DESCRIPTION OF THE TASK » Report how many lines in the listing below include the word "after". Write nothing besides the number.

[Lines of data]

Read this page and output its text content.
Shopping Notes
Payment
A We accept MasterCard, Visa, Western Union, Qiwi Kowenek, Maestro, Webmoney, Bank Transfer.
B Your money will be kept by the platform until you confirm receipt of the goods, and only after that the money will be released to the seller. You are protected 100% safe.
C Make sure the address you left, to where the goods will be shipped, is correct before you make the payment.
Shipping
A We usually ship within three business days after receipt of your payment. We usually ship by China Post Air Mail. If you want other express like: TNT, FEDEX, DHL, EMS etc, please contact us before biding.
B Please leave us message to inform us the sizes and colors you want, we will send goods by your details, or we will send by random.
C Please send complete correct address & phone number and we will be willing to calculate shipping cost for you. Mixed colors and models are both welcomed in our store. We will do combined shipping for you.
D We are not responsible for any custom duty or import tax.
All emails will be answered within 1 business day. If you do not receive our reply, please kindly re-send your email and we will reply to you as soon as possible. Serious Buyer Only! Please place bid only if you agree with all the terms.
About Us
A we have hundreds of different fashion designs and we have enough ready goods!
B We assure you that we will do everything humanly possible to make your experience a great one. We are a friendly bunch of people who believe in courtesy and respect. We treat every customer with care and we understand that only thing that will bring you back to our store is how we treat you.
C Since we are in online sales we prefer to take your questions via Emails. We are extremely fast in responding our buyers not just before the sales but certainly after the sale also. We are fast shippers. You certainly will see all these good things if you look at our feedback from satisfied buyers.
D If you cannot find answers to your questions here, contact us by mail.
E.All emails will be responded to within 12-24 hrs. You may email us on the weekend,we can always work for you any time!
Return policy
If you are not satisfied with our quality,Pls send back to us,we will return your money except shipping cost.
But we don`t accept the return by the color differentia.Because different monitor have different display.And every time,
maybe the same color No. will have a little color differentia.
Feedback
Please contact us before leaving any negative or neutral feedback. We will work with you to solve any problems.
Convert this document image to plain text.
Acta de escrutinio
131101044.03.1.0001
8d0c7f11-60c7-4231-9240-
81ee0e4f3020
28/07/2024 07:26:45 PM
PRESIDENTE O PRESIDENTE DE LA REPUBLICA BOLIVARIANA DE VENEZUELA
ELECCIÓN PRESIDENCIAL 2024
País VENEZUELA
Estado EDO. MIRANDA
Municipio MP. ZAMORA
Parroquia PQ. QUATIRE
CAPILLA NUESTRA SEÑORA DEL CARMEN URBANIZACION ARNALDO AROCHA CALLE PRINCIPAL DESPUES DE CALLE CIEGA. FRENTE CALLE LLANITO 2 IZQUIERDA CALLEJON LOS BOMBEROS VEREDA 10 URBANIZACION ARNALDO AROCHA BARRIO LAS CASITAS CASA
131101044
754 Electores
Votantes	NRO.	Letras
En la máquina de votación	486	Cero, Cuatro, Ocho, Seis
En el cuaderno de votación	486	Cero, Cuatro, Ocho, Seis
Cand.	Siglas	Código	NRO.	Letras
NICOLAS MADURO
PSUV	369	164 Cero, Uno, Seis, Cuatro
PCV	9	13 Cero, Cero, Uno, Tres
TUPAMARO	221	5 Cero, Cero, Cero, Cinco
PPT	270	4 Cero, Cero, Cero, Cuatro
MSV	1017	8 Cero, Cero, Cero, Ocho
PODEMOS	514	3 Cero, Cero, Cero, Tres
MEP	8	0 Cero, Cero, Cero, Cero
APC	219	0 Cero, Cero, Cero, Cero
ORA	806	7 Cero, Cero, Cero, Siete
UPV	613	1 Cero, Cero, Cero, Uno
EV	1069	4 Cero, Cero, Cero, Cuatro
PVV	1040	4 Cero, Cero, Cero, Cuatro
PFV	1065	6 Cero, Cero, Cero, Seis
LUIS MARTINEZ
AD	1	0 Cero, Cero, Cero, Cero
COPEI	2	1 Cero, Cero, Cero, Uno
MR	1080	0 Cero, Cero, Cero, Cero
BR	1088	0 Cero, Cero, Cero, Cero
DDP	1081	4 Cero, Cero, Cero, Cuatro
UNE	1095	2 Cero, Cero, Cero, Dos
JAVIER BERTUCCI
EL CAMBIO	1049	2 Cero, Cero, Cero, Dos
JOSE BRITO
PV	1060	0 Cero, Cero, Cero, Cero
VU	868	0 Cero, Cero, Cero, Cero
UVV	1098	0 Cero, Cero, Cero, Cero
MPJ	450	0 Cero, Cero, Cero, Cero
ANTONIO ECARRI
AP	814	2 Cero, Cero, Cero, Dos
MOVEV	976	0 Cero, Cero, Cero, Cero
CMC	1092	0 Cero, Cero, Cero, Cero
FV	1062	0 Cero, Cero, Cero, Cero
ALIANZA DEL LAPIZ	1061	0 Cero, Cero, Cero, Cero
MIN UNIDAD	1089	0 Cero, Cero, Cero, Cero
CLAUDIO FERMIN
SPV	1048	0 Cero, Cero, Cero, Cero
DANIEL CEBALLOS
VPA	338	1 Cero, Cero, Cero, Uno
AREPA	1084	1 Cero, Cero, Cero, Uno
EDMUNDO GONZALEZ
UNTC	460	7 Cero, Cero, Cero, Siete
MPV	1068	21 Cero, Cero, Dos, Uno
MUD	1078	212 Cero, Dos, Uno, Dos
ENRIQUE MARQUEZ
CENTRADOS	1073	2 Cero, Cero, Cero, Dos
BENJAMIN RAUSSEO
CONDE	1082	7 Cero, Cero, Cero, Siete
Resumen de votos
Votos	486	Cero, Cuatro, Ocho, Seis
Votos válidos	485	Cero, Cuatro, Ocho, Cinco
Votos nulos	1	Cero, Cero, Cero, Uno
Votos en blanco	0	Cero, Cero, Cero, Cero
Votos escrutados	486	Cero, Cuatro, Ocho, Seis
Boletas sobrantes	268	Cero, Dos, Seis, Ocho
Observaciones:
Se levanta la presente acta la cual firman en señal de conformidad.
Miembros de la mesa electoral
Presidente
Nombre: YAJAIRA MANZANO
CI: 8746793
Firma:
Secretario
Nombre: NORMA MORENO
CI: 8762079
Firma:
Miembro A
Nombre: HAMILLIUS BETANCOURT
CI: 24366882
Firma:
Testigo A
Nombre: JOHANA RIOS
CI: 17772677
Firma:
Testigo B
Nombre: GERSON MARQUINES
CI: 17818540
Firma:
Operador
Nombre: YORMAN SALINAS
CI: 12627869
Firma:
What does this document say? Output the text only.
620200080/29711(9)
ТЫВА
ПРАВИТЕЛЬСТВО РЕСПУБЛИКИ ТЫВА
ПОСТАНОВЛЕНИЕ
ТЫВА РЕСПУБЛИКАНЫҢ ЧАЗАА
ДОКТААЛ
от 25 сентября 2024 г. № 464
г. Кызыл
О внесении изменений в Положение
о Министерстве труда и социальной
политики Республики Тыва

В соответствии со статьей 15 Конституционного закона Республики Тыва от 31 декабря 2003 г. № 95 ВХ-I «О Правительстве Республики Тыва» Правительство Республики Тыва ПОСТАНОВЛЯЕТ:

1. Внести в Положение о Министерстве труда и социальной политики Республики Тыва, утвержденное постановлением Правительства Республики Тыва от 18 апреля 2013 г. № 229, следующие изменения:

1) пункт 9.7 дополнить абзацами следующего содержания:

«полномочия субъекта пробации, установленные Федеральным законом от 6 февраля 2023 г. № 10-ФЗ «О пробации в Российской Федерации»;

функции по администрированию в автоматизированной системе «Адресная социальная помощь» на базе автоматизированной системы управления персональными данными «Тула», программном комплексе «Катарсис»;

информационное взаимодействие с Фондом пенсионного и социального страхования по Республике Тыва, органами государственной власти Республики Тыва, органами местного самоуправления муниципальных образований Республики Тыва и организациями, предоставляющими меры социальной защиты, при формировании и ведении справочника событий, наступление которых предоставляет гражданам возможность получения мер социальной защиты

CORRECT RESULT » 3